-- Start Supplied data --

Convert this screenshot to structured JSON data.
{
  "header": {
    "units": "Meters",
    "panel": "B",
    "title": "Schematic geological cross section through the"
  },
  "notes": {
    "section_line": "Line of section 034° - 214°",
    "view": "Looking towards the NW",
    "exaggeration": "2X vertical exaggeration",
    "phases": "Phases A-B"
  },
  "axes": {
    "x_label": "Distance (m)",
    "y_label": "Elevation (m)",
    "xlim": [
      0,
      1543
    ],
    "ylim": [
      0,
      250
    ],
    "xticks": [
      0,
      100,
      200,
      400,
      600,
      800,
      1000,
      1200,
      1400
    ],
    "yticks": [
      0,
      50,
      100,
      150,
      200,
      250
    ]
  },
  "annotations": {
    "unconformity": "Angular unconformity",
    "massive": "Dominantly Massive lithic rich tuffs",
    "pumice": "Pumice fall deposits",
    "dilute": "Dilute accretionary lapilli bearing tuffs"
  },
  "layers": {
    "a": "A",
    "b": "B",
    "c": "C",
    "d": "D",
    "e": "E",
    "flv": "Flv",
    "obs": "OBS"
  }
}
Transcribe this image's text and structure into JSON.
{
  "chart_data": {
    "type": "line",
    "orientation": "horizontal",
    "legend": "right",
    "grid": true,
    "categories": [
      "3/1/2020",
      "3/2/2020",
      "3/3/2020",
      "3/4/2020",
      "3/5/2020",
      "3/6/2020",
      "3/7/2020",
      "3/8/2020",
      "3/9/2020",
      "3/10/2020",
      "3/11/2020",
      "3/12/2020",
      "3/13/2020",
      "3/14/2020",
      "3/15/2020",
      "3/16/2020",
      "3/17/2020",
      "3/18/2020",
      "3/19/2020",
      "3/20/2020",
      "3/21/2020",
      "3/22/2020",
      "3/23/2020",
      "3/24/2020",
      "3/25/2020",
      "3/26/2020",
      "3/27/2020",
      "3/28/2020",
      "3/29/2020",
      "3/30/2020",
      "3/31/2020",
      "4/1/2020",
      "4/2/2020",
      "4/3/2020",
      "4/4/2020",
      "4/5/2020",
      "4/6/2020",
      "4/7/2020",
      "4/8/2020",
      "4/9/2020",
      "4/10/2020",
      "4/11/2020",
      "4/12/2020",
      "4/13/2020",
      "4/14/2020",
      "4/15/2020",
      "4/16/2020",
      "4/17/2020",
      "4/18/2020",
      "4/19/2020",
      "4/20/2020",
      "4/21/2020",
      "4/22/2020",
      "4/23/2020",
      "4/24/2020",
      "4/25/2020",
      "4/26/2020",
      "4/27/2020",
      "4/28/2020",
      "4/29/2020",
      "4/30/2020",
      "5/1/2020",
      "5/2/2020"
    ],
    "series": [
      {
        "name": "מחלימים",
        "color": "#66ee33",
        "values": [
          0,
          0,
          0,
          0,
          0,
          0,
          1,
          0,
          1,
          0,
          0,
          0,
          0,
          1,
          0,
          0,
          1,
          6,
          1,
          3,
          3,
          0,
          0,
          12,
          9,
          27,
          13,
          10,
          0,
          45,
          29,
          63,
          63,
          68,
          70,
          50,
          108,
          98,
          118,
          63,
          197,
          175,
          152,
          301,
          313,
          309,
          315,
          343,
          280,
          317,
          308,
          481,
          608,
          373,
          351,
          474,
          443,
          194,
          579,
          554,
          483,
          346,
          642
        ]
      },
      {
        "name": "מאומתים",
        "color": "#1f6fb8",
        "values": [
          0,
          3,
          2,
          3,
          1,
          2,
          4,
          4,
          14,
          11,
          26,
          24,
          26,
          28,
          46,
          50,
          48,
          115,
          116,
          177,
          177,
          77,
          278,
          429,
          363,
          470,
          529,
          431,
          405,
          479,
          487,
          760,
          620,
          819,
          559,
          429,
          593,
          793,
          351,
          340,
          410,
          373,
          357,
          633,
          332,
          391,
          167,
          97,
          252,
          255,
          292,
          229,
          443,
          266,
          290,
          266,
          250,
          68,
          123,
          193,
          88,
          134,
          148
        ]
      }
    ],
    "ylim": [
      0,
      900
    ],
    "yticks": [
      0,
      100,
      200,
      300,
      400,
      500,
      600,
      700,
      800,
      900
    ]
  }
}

-- End Supplied data --

Restate every line of the data word for word.

* **Answer for the task**
Convert this screenshot to structured JSON data.
{
  "header": {
    "units": "Meters",
    "panel": "B",
    "title": "Schematic geological cross section through the"
  },
  "notes": {
    "section_line": "Line of section 034° - 214°",
    "view": "Looking towards the NW",
    "exaggeration": "2X vertical exaggeration",
    "phases": "Phases A-B"
  },
  "axes": {
    "x_label": "Distance (m)",
    "y_label": "Elevation (m)",
    "xlim": [
      0,
      1543
    ],
    "ylim": [
      0,
      250
    ],
    "xticks": [
      0,
      100,
      200,
      400,
      600,
      800,
      1000,
      1200,
      1400
    ],
    "yticks": [
      0,
      50,
      100,
      150,
      200,
      250
    ]
  },
  "annotations": {
    "unconformity": "Angular unconformity",
    "massive": "Dominantly Massive lithic rich tuffs",
    "pumice": "Pumice fall deposits",
    "dilute": "Dilute accretionary lapilli bearing tuffs"
  },
  "layers": {
    "a": "A",
    "b": "B",
    "c": "C",
    "d": "D",
    "e": "E",
    "flv": "Flv",
    "obs": "OBS"
  }
}
Transcribe this image's text and structure into JSON.
{
  "chart_data": {
    "type": "line",
    "orientation": "horizontal",
    "legend": "right",
    "grid": true,
    "categories": [
      "3/1/2020",
      "3/2/2020",
      "3/3/2020",
      "3/4/2020",
      "3/5/2020",
      "3/6/2020",
      "3/7/2020",
      "3/8/2020",
      "3/9/2020",
      "3/10/2020",
      "3/11/2020",
      "3/12/2020",
      "3/13/2020",
      "3/14/2020",
      "3/15/2020",
      "3/16/2020",
      "3/17/2020",
      "3/18/2020",
      "3/19/2020",
      "3/20/2020",
      "3/21/2020",
      "3/22/2020",
      "3/23/2020",
      "3/24/2020",
      "3/25/2020",
      "3/26/2020",
      "3/27/2020",
      "3/28/2020",
      "3/29/2020",
      "3/30/2020",
      "3/31/2020",
      "4/1/2020",
      "4/2/2020",
      "4/3/2020",
      "4/4/2020",
      "4/5/2020",
      "4/6/2020",
      "4/7/2020",
      "4/8/2020",
      "4/9/2020",
      "4/10/2020",
      "4/11/2020",
      "4/12/2020",
      "4/13/2020",
      "4/14/2020",
      "4/15/2020",
      "4/16/2020",
      "4/17/2020",
      "4/18/2020",
      "4/19/2020",
      "4/20/2020",
      "4/21/2020",
      "4/22/2020",
      "4/23/2020",
      "4/24/2020",
      "4/25/2020",
      "4/26/2020",
      "4/27/2020",
      "4/28/2020",
      "4/29/2020",
      "4/30/2020",
      "5/1/2020",
      "5/2/2020"
    ],
    "series": [
      {
        "name": "מחלימים",
        "color": "#66ee33",
        "values": [
          0,
          0,
          0,
          0,
          0,
          0,
          1,
          0,
          1,
          0,
          0,
          0,
          0,
          1,
          0,
          0,
          1,
          6,
          1,
          3,
          3,
          0,
          0,
          12,
          9,
          27,
          13,
          10,
          0,
          45,
          29,
          63,
          63,
          68,
          70,
          50,
          108,
          98,
          118,
          63,
          197,
          175,
          152,
          301,
          313,
          309,
          315,
          343,
          280,
          317,
          308,
          481,
          608,
          373,
          351,
          474,
          443,
          194,
          579,
          554,
          483,
          346,
          642
        ]
      },
      {
        "name": "מאומתים",
        "color": "#1f6fb8",
        "values": [
          0,
          3,
          2,
          3,
          1,
          2,
          4,
          4,
          14,
          11,
          26,
          24,
          26,
          28,
          46,
          50,
          48,
          115,
          116,
          177,
          177,
          77,
          278,
          429,
          363,
          470,
          529,
          431,
          405,
          479,
          487,
          760,
          620,
          819,
          559,
          429,
          593,
          793,
          351,
          340,
          410,
          373,
          357,
          633,
          332,
          391,
          167,
          97,
          252,
          255,
          292,
          229,
          443,
          266,
          290,
          266,
          250,
          68,
          123,
          193,
          88,
          134,
          148
        ]
      }
    ],
    "ylim": [
      0,
      900
    ],
    "yticks": [
      0,
      100,
      200,
      300,
      400,
      500,
      600,
      700,
      800,
      900
    ]
  }
}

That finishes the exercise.